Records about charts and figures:
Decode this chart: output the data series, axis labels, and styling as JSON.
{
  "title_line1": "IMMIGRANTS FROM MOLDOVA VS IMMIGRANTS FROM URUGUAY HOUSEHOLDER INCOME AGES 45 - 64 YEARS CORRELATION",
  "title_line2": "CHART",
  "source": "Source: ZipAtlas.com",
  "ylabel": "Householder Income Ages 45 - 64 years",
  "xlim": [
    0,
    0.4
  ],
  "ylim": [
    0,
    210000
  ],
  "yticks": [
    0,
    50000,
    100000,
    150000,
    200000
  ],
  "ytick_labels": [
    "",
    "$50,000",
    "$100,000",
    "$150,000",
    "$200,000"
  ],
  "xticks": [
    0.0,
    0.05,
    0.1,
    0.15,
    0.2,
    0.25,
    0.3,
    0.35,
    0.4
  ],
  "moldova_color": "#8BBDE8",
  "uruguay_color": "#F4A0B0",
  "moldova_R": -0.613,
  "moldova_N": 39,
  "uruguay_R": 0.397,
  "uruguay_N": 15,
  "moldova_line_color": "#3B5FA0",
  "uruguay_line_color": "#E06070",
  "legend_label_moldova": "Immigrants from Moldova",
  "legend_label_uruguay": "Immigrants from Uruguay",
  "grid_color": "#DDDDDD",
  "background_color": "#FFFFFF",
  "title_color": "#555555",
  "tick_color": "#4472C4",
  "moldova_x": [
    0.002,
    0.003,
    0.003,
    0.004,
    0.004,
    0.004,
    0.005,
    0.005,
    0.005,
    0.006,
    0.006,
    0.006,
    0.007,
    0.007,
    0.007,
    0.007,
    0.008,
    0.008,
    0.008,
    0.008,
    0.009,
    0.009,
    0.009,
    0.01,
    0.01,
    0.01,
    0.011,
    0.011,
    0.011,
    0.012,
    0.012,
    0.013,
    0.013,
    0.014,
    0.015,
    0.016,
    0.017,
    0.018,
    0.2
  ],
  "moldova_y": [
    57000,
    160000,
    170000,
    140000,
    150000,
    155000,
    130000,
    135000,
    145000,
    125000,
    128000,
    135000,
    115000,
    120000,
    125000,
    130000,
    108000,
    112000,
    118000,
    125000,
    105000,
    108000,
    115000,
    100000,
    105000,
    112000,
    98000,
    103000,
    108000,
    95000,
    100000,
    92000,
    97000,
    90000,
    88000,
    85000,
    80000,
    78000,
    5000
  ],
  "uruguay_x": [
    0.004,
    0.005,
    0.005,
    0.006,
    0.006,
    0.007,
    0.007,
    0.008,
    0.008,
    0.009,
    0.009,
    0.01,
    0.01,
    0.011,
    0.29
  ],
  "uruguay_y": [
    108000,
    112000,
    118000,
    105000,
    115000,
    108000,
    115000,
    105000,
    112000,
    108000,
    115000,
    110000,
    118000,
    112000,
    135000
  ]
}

Task instructions:
Write out the entries in full, exactly as given.

Finished answer:
Decode this chart: output the data series, axis labels, and styling as JSON.
{
  "title_line1": "IMMIGRANTS FROM MOLDOVA VS IMMIGRANTS FROM URUGUAY HOUSEHOLDER INCOME AGES 45 - 64 YEARS CORRELATION",
  "title_line2": "CHART",
  "source": "Source: ZipAtlas.com",
  "ylabel": "Householder Income Ages 45 - 64 years",
  "xlim": [
    0,
    0.4
  ],
  "ylim": [
    0,
    210000
  ],
  "yticks": [
    0,
    50000,
    100000,
    150000,
    200000
  ],
  "ytick_labels": [
    "",
    "$50,000",
    "$100,000",
    "$150,000",
    "$200,000"
  ],
  "xticks": [
    0.0,
    0.05,
    0.1,
    0.15,
    0.2,
    0.25,
    0.3,
    0.35,
    0.4
  ],
  "moldova_color": "#8BBDE8",
  "uruguay_color": "#F4A0B0",
  "moldova_R": -0.613,
  "moldova_N": 39,
  "uruguay_R": 0.397,
  "uruguay_N": 15,
  "moldova_line_color": "#3B5FA0",
  "uruguay_line_color": "#E06070",
  "legend_label_moldova": "Immigrants from Moldova",
  "legend_label_uruguay": "Immigrants from Uruguay",
  "grid_color": "#DDDDDD",
  "background_color": "#FFFFFF",
  "title_color": "#555555",
  "tick_color": "#4472C4",
  "moldova_x": [
    0.002,
    0.003,
    0.003,
    0.004,
    0.004,
    0.004,
    0.005,
    0.005,
    0.005,
    0.006,
    0.006,
    0.006,
    0.007,
    0.007,
    0.007,
    0.007,
    0.008,
    0.008,
    0.008,
    0.008,
    0.009,
    0.009,
    0.009,
    0.01,
    0.01,
    0.01,
    0.011,
    0.011,
    0.011,
    0.012,
    0.012,
    0.013,
    0.013,
    0.014,
    0.015,
    0.016,
    0.017,
    0.018,
    0.2
  ],
  "moldova_y": [
    57000,
    160000,
    170000,
    140000,
    150000,
    155000,
    130000,
    135000,
    145000,
    125000,
    128000,
    135000,
    115000,
    120000,
    125000,
    130000,
    108000,
    112000,
    118000,
    125000,
    105000,
    108000,
    115000,
    100000,
    105000,
    112000,
    98000,
    103000,
    108000,
    95000,
    100000,
    92000,
    97000,
    90000,
    88000,
    85000,
    80000,
    78000,
    5000
  ],
  "uruguay_x": [
    0.004,
    0.005,
    0.005,
    0.006,
    0.006,
    0.007,
    0.007,
    0.008,
    0.008,
    0.009,
    0.009,
    0.01,
    0.01,
    0.011,
    0.29
  ],
  "uruguay_y": [
    108000,
    112000,
    118000,
    105000,
    115000,
    108000,
    115000,
    105000,
    112000,
    108000,
    115000,
    110000,
    118000,
    112000,
    135000
  ]
}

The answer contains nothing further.